**Excerpt**
The software RARL2 computes a stable rational L2-approximation of specified order n to a given stable p x m matrix function. We call stable matrix function a matrix whose entries belong to Hardy space H2 of the exterior of the disk. Namely, its entries are L2 functions on the unit circle that admit analytic continuation in the COMPLEMENT of the unit disk. This terminology comes from system theory: a stable matrix function is the transfer function of a multivariable discrete-time LTI system stable in the L2-Linfty sense.

The software RARL2 uses state-space representations of transfer functions which best suit numerical computations. A rational transfer function can be written in the form F(z)= D+C(z I-A)^{-1}B where A,B,C,D are matrices. The matrix A is square and is called the dynamics matrix. This (non unique) representation relates to the differential equations satisfied by the underlying dynamical system. The system is stable iff the eigenvalues of A belong to the unit disk. The 4-tuple (A,B,C,D) is called a realization of the system. If minimal, which means that the size of A is minimal among all admissible realizations, then the size of A is called the order or the McMillan degree of the system. The order of a scalar stable function p(z)/q(z) is precisely the polynomial degree of q(z) as expected. For more details on system and control theory, see [Kailath, Linear Systems, 1980]. The Control Toolbox Matlab uses both state-space models (called ss) and transfer functions models (called tf) and provides functions to convert one into the other.

**Source excerpt**
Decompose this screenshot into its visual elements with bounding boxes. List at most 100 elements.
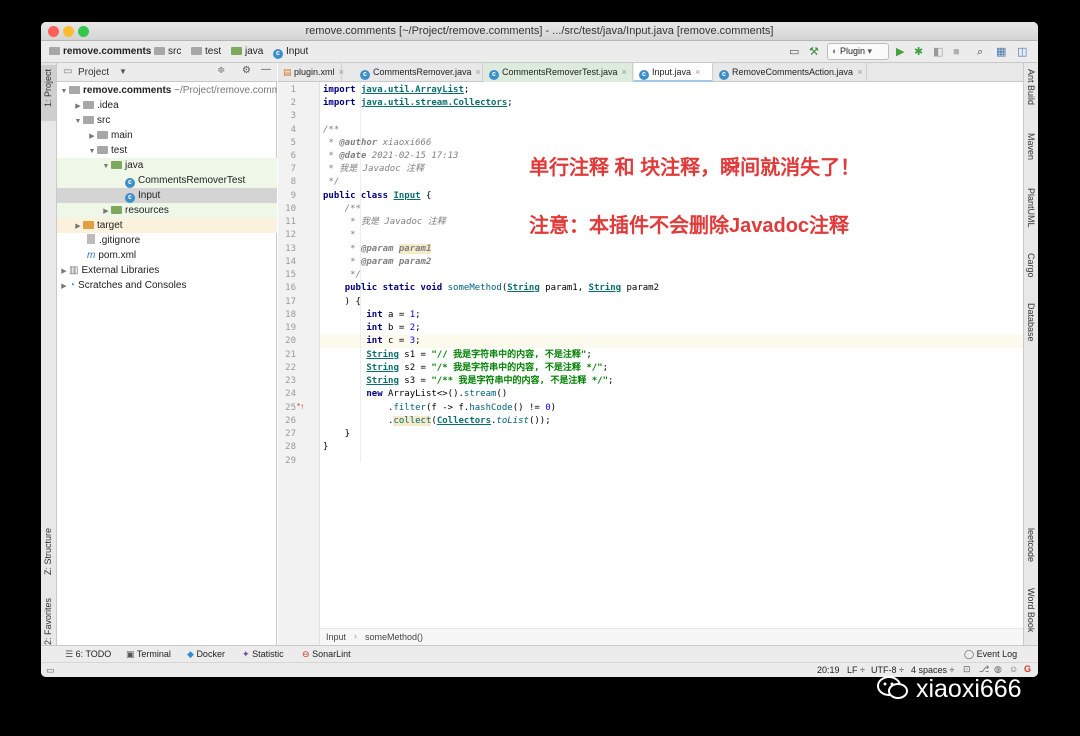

**Work instructions**
1. Copy out the RARL2 passage word for word, starting with "The software RARL2 computes" and going on through "the L2-Linfty sense.".
2. Continue the RARL2 passage, picking up after its final sentence.

**Responses for each task**
1.
The software RARL2 computes a stable rational L2-approximation of specified order n to a given stable p x m matrix function. We call stable matrix function a matrix whose entries belong to Hardy space H2 of the exterior of the disk. Namely, its entries are L2 functions on the unit circle that admit analytic continuation in the COMPLEMENT of the unit disk. This terminology comes from system theory: a stable matrix function is the transfer function of a multivariable discrete-time LTI system stable in the L2-Linfty sense.

2.
The stable transfer function to be approximated can be given in one of the following forms

1) a realization (A,B,C,D)

2) its Fourier coefficients

3) pointwise values on the unit circle

Note that RARL2 requires the presence of the OPTIM and CONTROL toolboxes in order to work.

Content of the directory rarl2

**directories**

**boplib:** the routines for a parametrization of stable allpass systems by means of balanced observable pairs

**arl2lib:** the routines for the use of “bop” parametrization for L2 rational approximation. It contains the functions arl2.m and rarl2.m which perform rational approximation from user data.

**data:** contain the matlab structure files (‘.mat’) of some selected examples listed below.

**files:**

- README
- runcoeffHF : computes an approximation at order 8 of a 2×2 stable matrix function given by 501 matrix Fourier coefficients. These data comes from an application to the identification of microwave filters used in spacial telecommunications.
- runfctKL08 : computes local approximants until order 9 of a scalar function of order 13. This example comes from [KL,2008].
- runsampleKL08 : computes an approximation at order 8 of a the same function from 50 equidistant pointwise values on the circle.
- runsyscontGlover : computes an approximation at order 8 of a 2×2 function of order 12. This example comes from [Glover,1984].
- runsampleGlover : computes an approximation at order 8 of a the same function from 50 equidistant pointwise matrix values on the circle.
- runsysMOHP02 : computes local approximants until order 3 of the function of order 1/z-1/z^3. At order 1, this real function possesses tree complex local approximants; only one of them is real and it is not the global minimum.

To handle your own data, you may use either the function **arl2.m** (simple search from an initial point which can either be provided by the user or automatically generated) or the function **rarl2.m** (iterative search starting from degree 1 and proceeding inductively; it requires no initial condition and is more likely to find the best approximant in case there are several local minima but is computationally heavier)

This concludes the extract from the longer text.